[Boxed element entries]
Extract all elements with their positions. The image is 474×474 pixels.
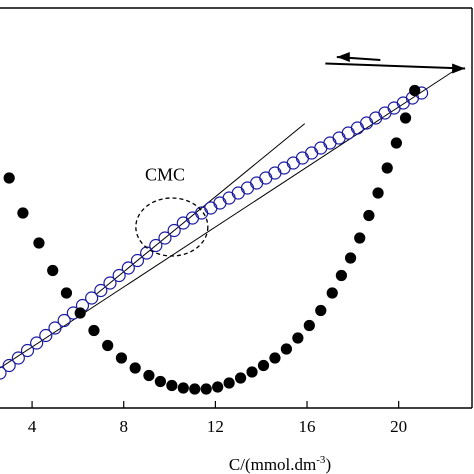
open-point-13 (112, 268, 126, 283)
filled-point-30 (363, 209, 375, 222)
arrow-left-axis-head (336, 52, 350, 62)
filled-point-4 (60, 287, 73, 299)
open-point-38 (341, 126, 355, 140)
cmc-label: CMC (145, 165, 185, 185)
open-point-23 (204, 201, 218, 215)
x-tick-label-16: 16 (299, 417, 316, 436)
filled-point-29 (354, 232, 366, 244)
open-point-44 (396, 96, 410, 110)
open-point-12 (103, 276, 117, 290)
annotations: CMC (135, 52, 466, 257)
filled-point-1 (17, 207, 29, 219)
filled-point-24 (303, 319, 315, 332)
filled-point-12 (166, 379, 178, 392)
open-point-31 (277, 161, 291, 175)
open-point-33 (295, 151, 310, 165)
open-point-4 (30, 336, 44, 350)
x-tick-label-4: 4 (28, 417, 37, 436)
filled-point-20 (257, 359, 270, 372)
x-tick-label-12: 12 (207, 417, 224, 436)
filled-point-8 (115, 352, 128, 364)
open-point-36 (323, 136, 337, 150)
open-point-24 (213, 196, 227, 210)
open-point-21 (185, 211, 200, 225)
filled-point-31 (372, 187, 384, 199)
x-tick-label-8: 8 (119, 417, 128, 436)
open-point-3 (20, 343, 35, 358)
open-point-40 (360, 116, 374, 130)
open-point-43 (387, 101, 401, 115)
open-point-32 (286, 156, 300, 170)
fit-lines (0, 67, 459, 369)
x-axis-title-main: C/(mmol.dm (229, 455, 316, 474)
filled-point-17 (223, 377, 235, 389)
open-point-26 (231, 186, 245, 200)
open-point-25 (222, 191, 236, 205)
open-point-35 (314, 141, 328, 155)
filled-point-21 (269, 352, 281, 364)
series-filled-circles (3, 84, 421, 395)
filled-point-25 (315, 304, 327, 317)
open-point-7 (57, 313, 71, 328)
open-point-22 (195, 206, 209, 220)
open-point-10 (85, 291, 99, 305)
filled-point-7 (102, 339, 114, 352)
filled-point-19 (246, 366, 258, 378)
open-point-29 (259, 171, 273, 185)
filled-point-27 (335, 269, 347, 282)
open-point-0 (0, 366, 7, 380)
filled-point-0 (3, 172, 15, 184)
filled-point-35 (409, 84, 421, 97)
filled-point-34 (399, 112, 412, 124)
filled-point-11 (154, 375, 166, 388)
filled-point-3 (47, 264, 59, 277)
open-point-2 (11, 351, 25, 365)
filled-point-22 (280, 343, 293, 355)
filled-point-6 (88, 324, 100, 337)
open-point-18 (158, 231, 172, 245)
x-axis-title-close: ) (325, 455, 331, 474)
x-axis-title-sup: -3 (316, 454, 326, 466)
open-point-34 (305, 146, 319, 160)
open-point-19 (167, 223, 181, 238)
open-point-17 (149, 238, 163, 253)
cmc-ellipse (135, 197, 209, 257)
open-point-1 (2, 358, 16, 373)
open-point-6 (48, 321, 62, 335)
arrow-right-axis-shaft (325, 62, 466, 70)
open-point-14 (121, 261, 135, 275)
filled-point-16 (212, 381, 224, 393)
series-open-circles (0, 86, 429, 380)
filled-point-15 (200, 383, 212, 395)
filled-point-5 (74, 307, 86, 319)
filled-point-13 (177, 382, 189, 394)
filled-point-26 (326, 287, 338, 299)
fit-line-postmicellar (0, 67, 459, 369)
filled-point-9 (129, 362, 141, 374)
filled-point-28 (344, 252, 357, 264)
open-point-15 (130, 253, 145, 268)
open-point-11 (94, 283, 108, 298)
x-axis-title: C/(mmol.dm-3) (229, 454, 331, 474)
filled-point-23 (292, 332, 304, 344)
filled-point-32 (381, 162, 393, 174)
filled-point-14 (189, 383, 201, 395)
open-point-39 (350, 121, 365, 135)
open-point-37 (332, 131, 346, 145)
x-ticks: 4 8 12 16 20 (28, 401, 407, 436)
filled-point-10 (143, 369, 155, 382)
plot-frame (0, 7, 473, 409)
filled-point-33 (390, 137, 402, 149)
open-point-5 (39, 328, 53, 343)
filled-point-18 (234, 372, 247, 384)
open-point-28 (250, 176, 264, 190)
x-tick-label-20: 20 (390, 417, 407, 436)
open-point-30 (268, 166, 282, 180)
filled-point-2 (33, 237, 45, 249)
open-point-27 (240, 181, 255, 195)
arrow-right-axis-head (452, 63, 466, 74)
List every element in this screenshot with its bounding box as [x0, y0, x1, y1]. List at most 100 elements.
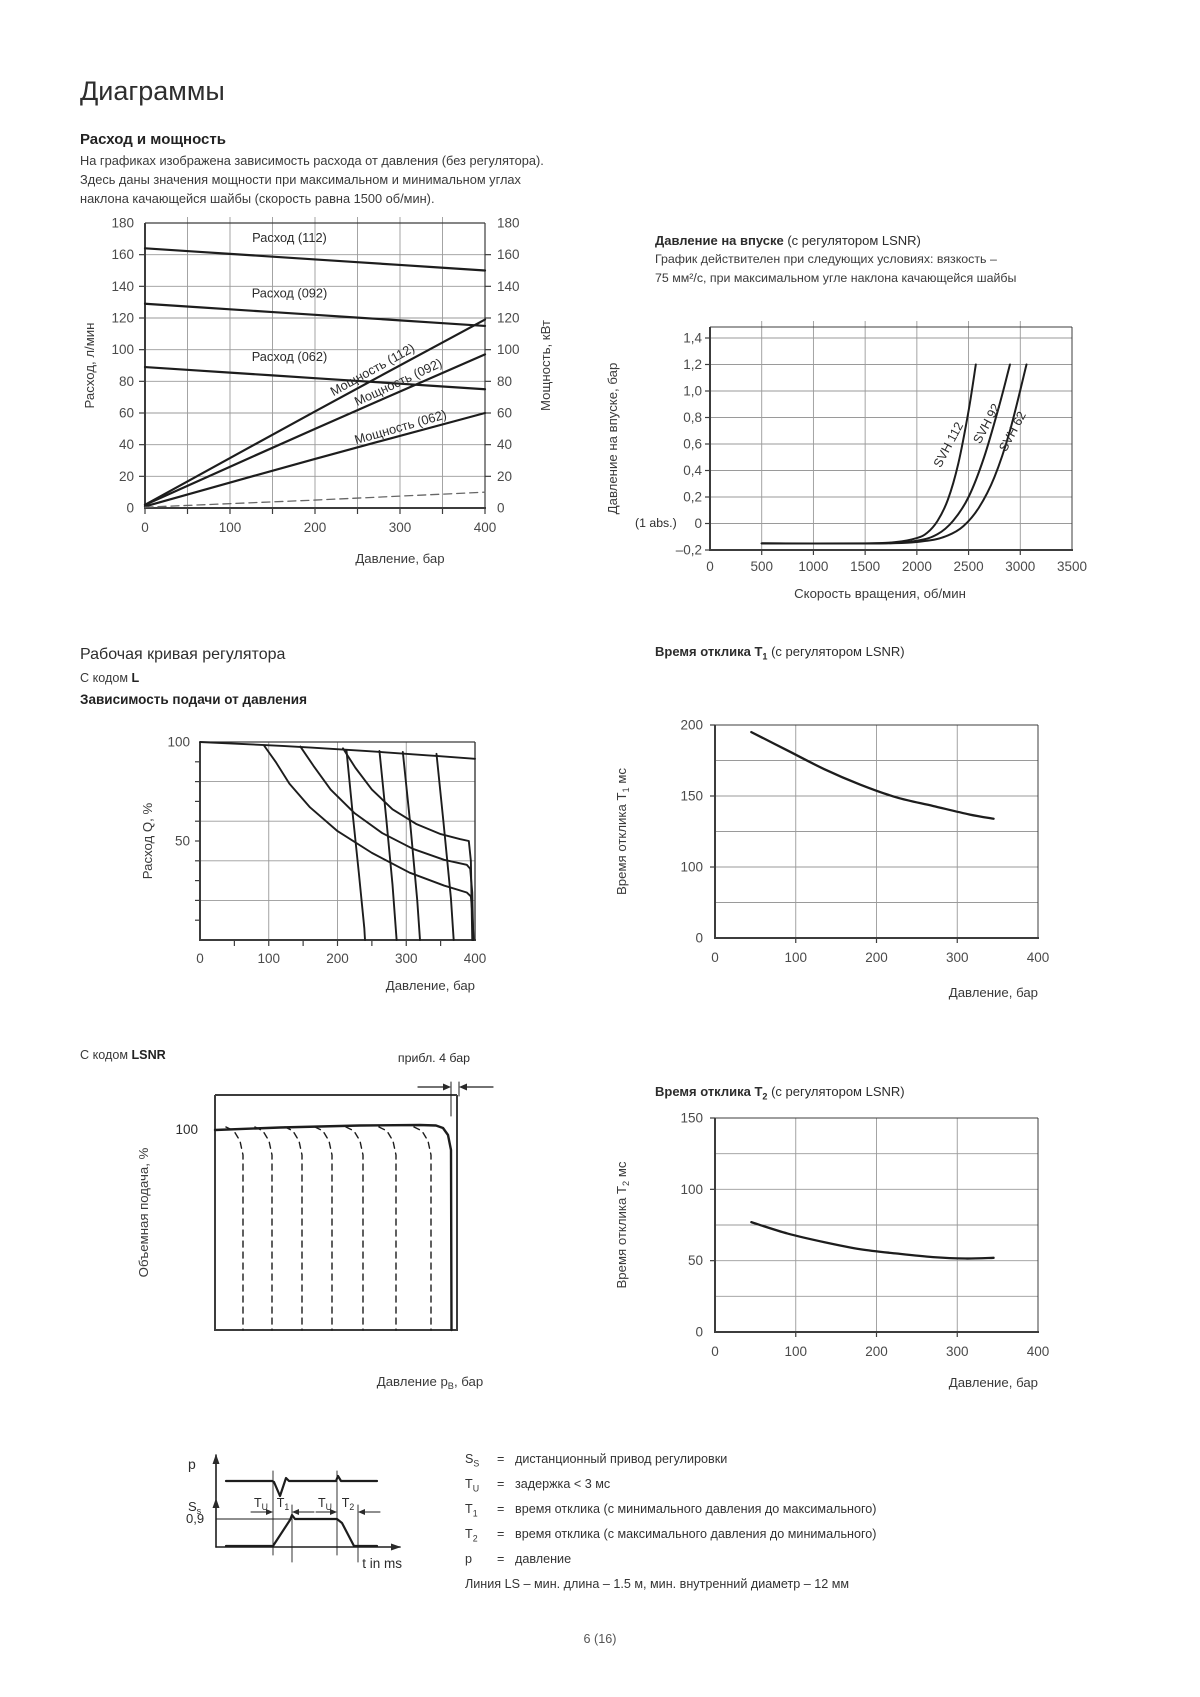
inlet-title-bold: Давление на впуске — [655, 233, 784, 248]
x-tick-label: 400 — [464, 951, 487, 966]
chart-series — [225, 1126, 244, 1331]
t1-title-bold: Время отклика T — [655, 644, 763, 659]
t2-title-sub: 2 — [762, 1091, 768, 1102]
chart-series — [314, 1126, 333, 1331]
curve-label: Ss — [188, 1499, 202, 1516]
code-prefix: С кодом — [80, 1048, 132, 1062]
y-tick-label: 120 — [497, 311, 520, 326]
curve-label: T2 — [342, 1496, 355, 1512]
chart-series — [284, 1126, 303, 1331]
page-title: Диаграммы — [80, 76, 225, 106]
y-tick-label: 40 — [119, 437, 134, 452]
y-tick-label: 100 — [680, 860, 703, 875]
legend-ls-line: Линия LS – мин. длина – 1.5 м, мин. внут… — [465, 1577, 850, 1591]
chart-series — [199, 741, 476, 760]
timing-legend: SS = дистанционный привод регулировки TU… — [465, 1452, 1025, 1602]
chart-series — [760, 363, 1028, 545]
y-tick-label: 0,2 — [683, 489, 702, 504]
legend-row: TU = задержка < 3 мс — [465, 1477, 1025, 1502]
legend-eq: = — [497, 1452, 505, 1466]
x-tick-label: 200 — [326, 951, 349, 966]
y-tick-label: 100 — [497, 342, 520, 357]
x-tick-label: 400 — [474, 520, 497, 535]
legend-term: T — [465, 1477, 473, 1491]
x-tick-label: 1000 — [798, 559, 828, 574]
y-tick-label: 1,4 — [683, 330, 702, 345]
chart-series — [254, 1126, 273, 1331]
y-tick-label: 40 — [497, 437, 512, 452]
curve-label: TU — [318, 1496, 332, 1512]
legend-eq: = — [497, 1502, 505, 1516]
legend-row: p = давление — [465, 1552, 1025, 1577]
x-tick-label: 300 — [389, 520, 412, 535]
intro-line: наклона качающейся шайбы (скорость равна… — [80, 191, 435, 206]
x-axis-title: Давление pB, бар — [377, 1374, 483, 1391]
chart-series — [378, 749, 398, 941]
inlet-pressure-chart: 0 500 1000 1500 2000 2500 3000 3500 1,4 1,2 1,0 0,8… — [595, 300, 1095, 615]
y-tick-label: 20 — [119, 469, 134, 484]
y-axis-title: Объемная подача, % — [136, 1147, 151, 1277]
legend-term: T — [465, 1527, 473, 1541]
arrowhead — [212, 1454, 220, 1464]
y-axis-title: Время отклика T2 мс — [614, 1161, 631, 1288]
chart-series — [143, 247, 487, 272]
inlet-condition-line: График действителен при следующих услови… — [655, 252, 997, 266]
legend-eq: = — [497, 1477, 505, 1491]
curve-label: 0,9 — [186, 1511, 204, 1526]
y-tick-label: 80 — [497, 374, 512, 389]
chart-series — [143, 302, 487, 328]
y-tick-label: 140 — [111, 279, 134, 294]
chart-series — [143, 411, 487, 508]
y-tick-label: 120 — [111, 311, 134, 326]
legend-term-sub: S — [473, 1458, 480, 1469]
curve-label: T1 — [277, 1496, 290, 1512]
curve-label: Расход (112) — [252, 230, 327, 245]
response-t2-chart: 0 100 200 300 400 150 100 50 0 Давление, бар Время… — [595, 1075, 1085, 1415]
x-axis-title: Давление, бар — [949, 985, 1038, 1000]
y-tick-label: 20 — [497, 469, 512, 484]
y-tick-label: 0,6 — [683, 436, 702, 451]
response-t1-chart: 0 100 200 300 400 200 150 100 0 Давление, бар Врем… — [595, 640, 1085, 1017]
x-tick-label: 2500 — [954, 559, 984, 574]
y-tick-label: 0 — [694, 516, 702, 531]
lsnr-chart: 100 Давление pB, бар Объемная подача, % — [130, 1040, 560, 1405]
curve-label: SVH 112 — [931, 420, 966, 470]
response_t1-svg: 0 100 200 300 400 200 150 100 0 Давление, бар Врем… — [614, 718, 1049, 1001]
y-tick-label: 80 — [119, 374, 134, 389]
arrowhead — [330, 1509, 337, 1515]
y-tick-label: 50 — [175, 834, 190, 849]
y-tick-label: 0 — [126, 501, 134, 516]
x-tick-label: 100 — [219, 520, 242, 535]
intro-line: Здесь даны значения мощности при максима… — [80, 172, 521, 187]
x-tick-label: 0 — [706, 559, 714, 574]
legend-desc: давление — [515, 1552, 572, 1566]
chart-series — [224, 1474, 379, 1498]
x-tick-label: 3500 — [1057, 559, 1087, 574]
x-tick-label: 300 — [946, 950, 969, 965]
y-tick-label: 60 — [119, 406, 134, 421]
y-tick-label: 180 — [111, 216, 134, 231]
t1-title-sub: 1 — [762, 651, 768, 662]
y-tick-label: 160 — [111, 247, 134, 262]
x-tick-label: 100 — [784, 950, 807, 965]
x-tick-label: 200 — [865, 1344, 888, 1359]
curve-label: TU — [254, 1496, 268, 1512]
t1-title-normal: (с регулятором LSNR) — [767, 644, 905, 659]
x-tick-label: 200 — [304, 520, 327, 535]
arrowhead — [391, 1543, 401, 1551]
inlet-pressure-header: Давление на впуске (с регулятором LSNR) … — [655, 231, 1095, 288]
x-tick-label: 2000 — [902, 559, 932, 574]
y-tick-label: 0 — [695, 931, 703, 946]
legend-row: T2 = время отклика (с максимального давл… — [465, 1527, 1025, 1552]
legend-desc: время отклика (с максимального давления … — [515, 1527, 877, 1541]
legend-desc: дистанционный привод регулировки — [515, 1452, 728, 1466]
t2-chart-title: Время отклика T2 (с регулятором LSNR) — [655, 1084, 905, 1102]
chart-series — [299, 745, 475, 941]
t2-title-normal: (с регулятором LSNR) — [767, 1084, 905, 1099]
timing-diagram: p Ss 0,9 TU T1 TU T2 t in ms — [140, 1415, 480, 1595]
code-lsnr-line: С кодом LSNR — [80, 1048, 166, 1062]
regulator-l-chart: 0 100 200 300 400 100 50 Давление, бар Расход Q,… — [130, 705, 560, 1010]
y-tick-label: 200 — [680, 718, 703, 733]
curve-label: t in ms — [362, 1556, 402, 1571]
y-tick-label: 150 — [680, 789, 703, 804]
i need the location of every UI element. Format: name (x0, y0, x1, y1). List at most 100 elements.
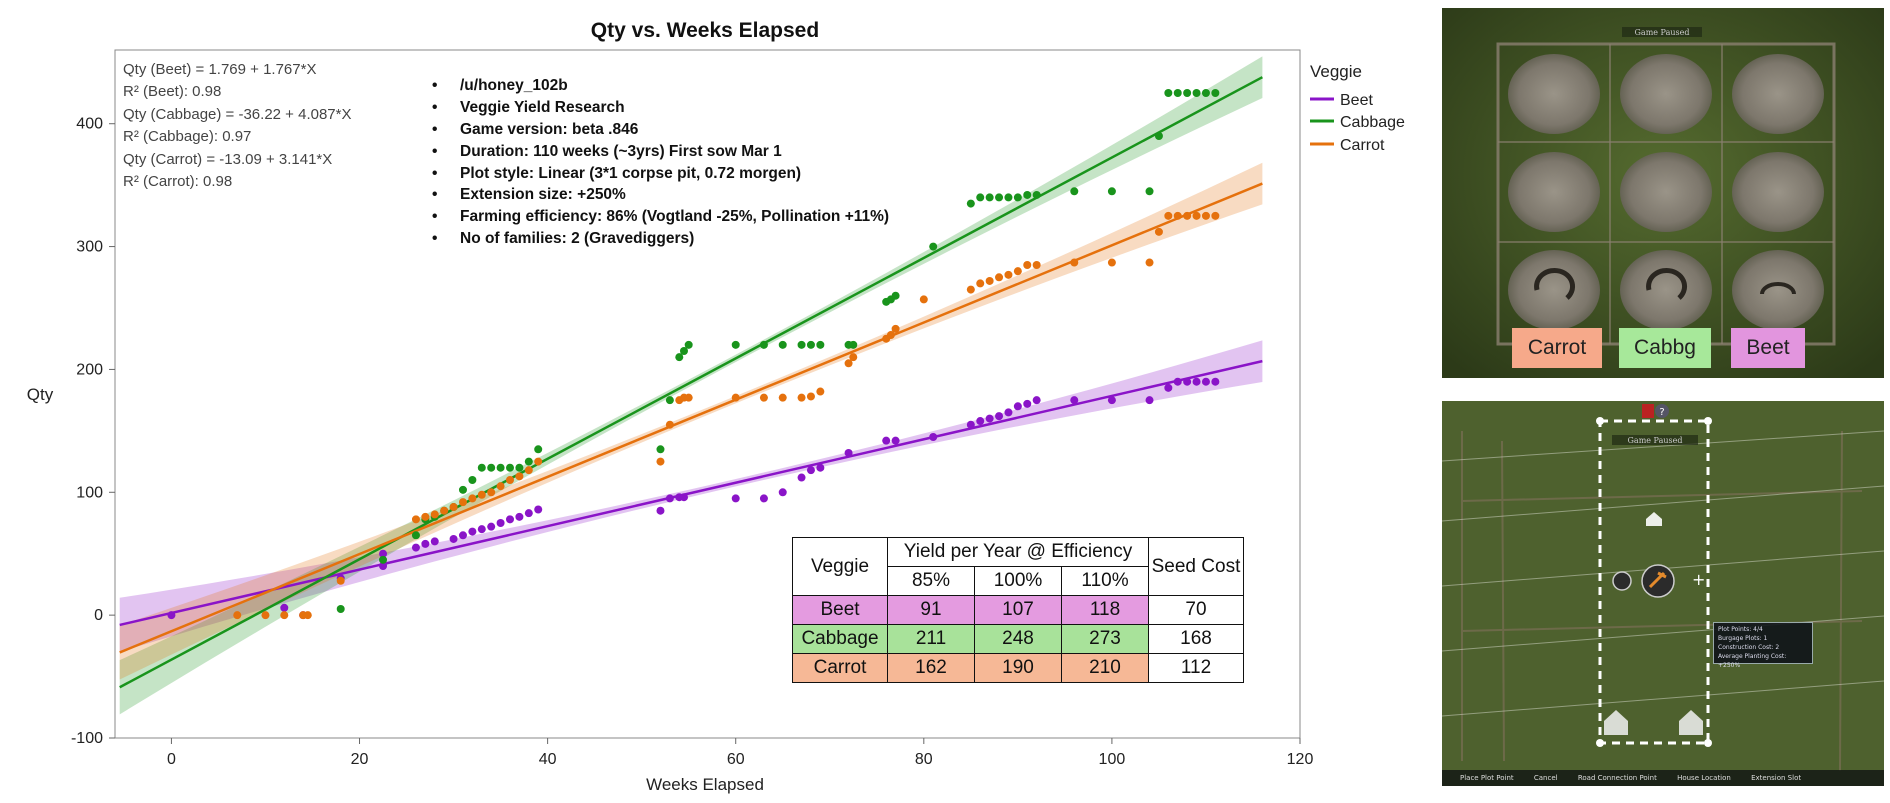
data-point-carrot (778, 393, 787, 402)
data-point-beet (1070, 396, 1079, 405)
data-point-cabbage (1070, 187, 1079, 196)
data-point-cabbage (1173, 89, 1182, 97)
confidence-band-cabbage (119, 56, 1263, 715)
data-point-carrot (759, 393, 768, 402)
data-point-cabbage (806, 340, 815, 349)
data-point-beet (929, 433, 938, 441)
data-point-beet (656, 506, 665, 515)
screenshot-label-cabbage: Cabbg (1619, 328, 1711, 368)
confidence-band-beet (119, 340, 1263, 653)
data-point-cabbage (976, 193, 985, 202)
data-point-carrot (656, 457, 665, 466)
axis-ticks: 0 20 40 60 80 100 120 -100 0 100 200 300 400 (71, 116, 1313, 768)
control-road-connection[interactable]: Road Connection Point (1577, 774, 1657, 782)
data-point-cabbage (477, 463, 486, 472)
x-axis-label: Weeks Elapsed (646, 775, 764, 794)
table-cell: Carrot (792, 653, 888, 683)
annotation-carrot-eq: Qty (Carrot) = -13.09 + 3.141*X (123, 151, 332, 168)
data-point-cabbage (1192, 89, 1201, 97)
extension-slot-icon (1679, 710, 1703, 735)
control-extension-slot[interactable]: Extension Slot (1751, 774, 1802, 782)
data-point-carrot (891, 324, 900, 333)
x-tick-label: 100 (1099, 751, 1126, 768)
data-point-carrot (233, 611, 242, 620)
data-point-carrot (487, 488, 496, 497)
table-cell: 273 (1061, 624, 1149, 654)
control-cancel[interactable]: Cancel (1533, 774, 1558, 782)
tooltip-line: Average Planting Cost: +250% (1718, 653, 1787, 669)
data-point-carrot (303, 611, 312, 620)
table-cell: 118 (1061, 595, 1149, 625)
info-line: /u/honey_102b (460, 77, 568, 94)
legend-label-carrot: Carrot (1340, 137, 1385, 154)
info-item: • Plot style: Linear (3*1 corpse pit, 0.7… (432, 165, 801, 182)
data-point-beet (1107, 396, 1116, 405)
table-cell: 248 (974, 624, 1062, 654)
data-point-carrot (806, 392, 815, 401)
control-house-location[interactable]: House Location (1677, 774, 1731, 782)
data-point-beet (797, 473, 806, 482)
data-point-carrot (797, 393, 806, 402)
annotation-cabbage-r2: R² (Cabbage): 0.97 (123, 128, 251, 145)
data-point-cabbage (336, 605, 345, 613)
table-header-yield: Yield per Year @ Efficiency (887, 537, 1149, 567)
data-point-cabbage (534, 445, 543, 454)
fit-line-beet (119, 359, 1263, 627)
data-point-beet (1211, 377, 1220, 386)
data-point-beet (534, 505, 543, 514)
data-point-cabbage (675, 353, 684, 362)
data-point-cabbage (1201, 89, 1210, 97)
data-point-carrot (440, 506, 449, 515)
data-point-beet (1183, 377, 1192, 386)
data-point-cabbage (797, 340, 806, 349)
data-point-beet (487, 522, 496, 531)
info-list: • /u/honey_102b • Veggie Yield Research • G… (432, 77, 889, 247)
data-point-cabbage (1023, 190, 1032, 199)
table-header-eff-85: 85% (887, 566, 975, 596)
control-place-plot-point[interactable]: Place Plot Point (1460, 774, 1514, 782)
data-point-carrot (411, 515, 420, 524)
table-header-eff-110: 110% (1061, 566, 1149, 596)
data-point-carrot (665, 420, 674, 429)
add-icon[interactable]: + (1692, 570, 1705, 589)
annotation-cabbage-eq: Qty (Cabbage) = -36.22 + 4.087*X (123, 106, 351, 123)
chart-title: Qty vs. Weeks Elapsed (591, 19, 819, 42)
data-point-carrot (280, 611, 289, 620)
data-point-beet (524, 509, 533, 518)
data-point-cabbage (524, 457, 533, 466)
data-point-beet (1192, 377, 1201, 386)
data-point-carrot (458, 498, 467, 507)
data-point-carrot (477, 490, 486, 499)
data-point-beet (477, 525, 486, 534)
svg-text:•: • (432, 77, 437, 94)
data-point-beet (891, 436, 900, 445)
data-point-beet (976, 417, 985, 426)
rotate-icon[interactable] (1612, 571, 1632, 591)
data-point-beet (665, 494, 674, 503)
placement-image: Game Paused ? + (1442, 401, 1884, 786)
annotation-carrot-r2: R² (Carrot): 0.98 (123, 173, 232, 190)
data-point-carrot (336, 576, 345, 585)
data-point-beet (1023, 399, 1032, 408)
x-tick-label: 20 (351, 751, 369, 768)
x-tick-label: 80 (915, 751, 933, 768)
data-point-beet (167, 611, 176, 620)
data-point-beet (1164, 383, 1173, 392)
legend-label-cabbage: Cabbage (1340, 114, 1405, 131)
x-tick-label: 120 (1287, 751, 1314, 768)
data-point-beet (496, 519, 505, 527)
svg-text:?: ? (1659, 407, 1664, 418)
data-point-cabbage (515, 463, 524, 472)
house-marker-icon (1642, 404, 1654, 418)
extension-slot-icon (1604, 710, 1628, 735)
data-point-cabbage (656, 445, 665, 454)
tooltip-line: Burgage Plots: 1 (1718, 635, 1768, 642)
info-item: • Extension size: +250% (432, 186, 626, 203)
data-point-cabbage (1107, 187, 1116, 196)
data-point-carrot (1070, 258, 1079, 267)
data-point-cabbage (1004, 193, 1013, 202)
x-tick-label: 40 (539, 751, 557, 768)
data-point-cabbage (995, 193, 1004, 202)
data-point-cabbage (468, 476, 477, 484)
info-line: No of families: 2 (Gravediggers) (460, 230, 694, 247)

What this task involves:
Copy the records from the line containing "open-point-13 (112, 268, 126, 283)" down to the line containing "open-point-26 (231, 186, 245, 200)", changing every "filled-point" to "solid-point" and leaving everything else the same.

Answer for the task:
open-point-13 (112, 268, 126, 283)
solid-point-30 (363, 209, 375, 222)
arrow-left-axis-head (336, 52, 350, 62)
solid-point-4 (60, 287, 73, 299)
open-point-38 (341, 126, 355, 140)
cmc-label: CMC (145, 165, 185, 185)
open-point-23 (204, 201, 218, 215)
x-tick-label-16: 16 (299, 417, 316, 436)
solid-point-29 (354, 232, 366, 244)
open-point-44 (396, 96, 410, 110)
open-point-12 (103, 276, 117, 290)
annotations: CMC (135, 52, 466, 257)
solid-point-1 (17, 207, 29, 219)
solid-point-24 (303, 319, 315, 332)
solid-point-12 (166, 379, 178, 392)
open-point-31 (277, 161, 291, 175)
open-point-33 (295, 151, 310, 165)
open-point-4 (30, 336, 44, 350)
x-tick-label-4: 4 (28, 417, 37, 436)
solid-point-20 (257, 359, 270, 372)
x-tick-label-12: 12 (207, 417, 224, 436)
solid-point-8 (115, 352, 128, 364)
open-point-36 (323, 136, 337, 150)
open-point-24 (213, 196, 227, 210)
open-point-21 (185, 211, 200, 225)
solid-point-31 (372, 187, 384, 199)
x-tick-label-8: 8 (119, 417, 128, 436)
open-point-3 (20, 343, 35, 358)
open-point-40 (360, 116, 374, 130)
open-point-43 (387, 101, 401, 115)
open-point-32 (286, 156, 300, 170)
fit-lines (0, 67, 459, 369)
x-axis-title-main: C/(mmol.dm (229, 455, 316, 474)
solid-point-17 (223, 377, 235, 389)
open-point-26 (231, 186, 245, 200)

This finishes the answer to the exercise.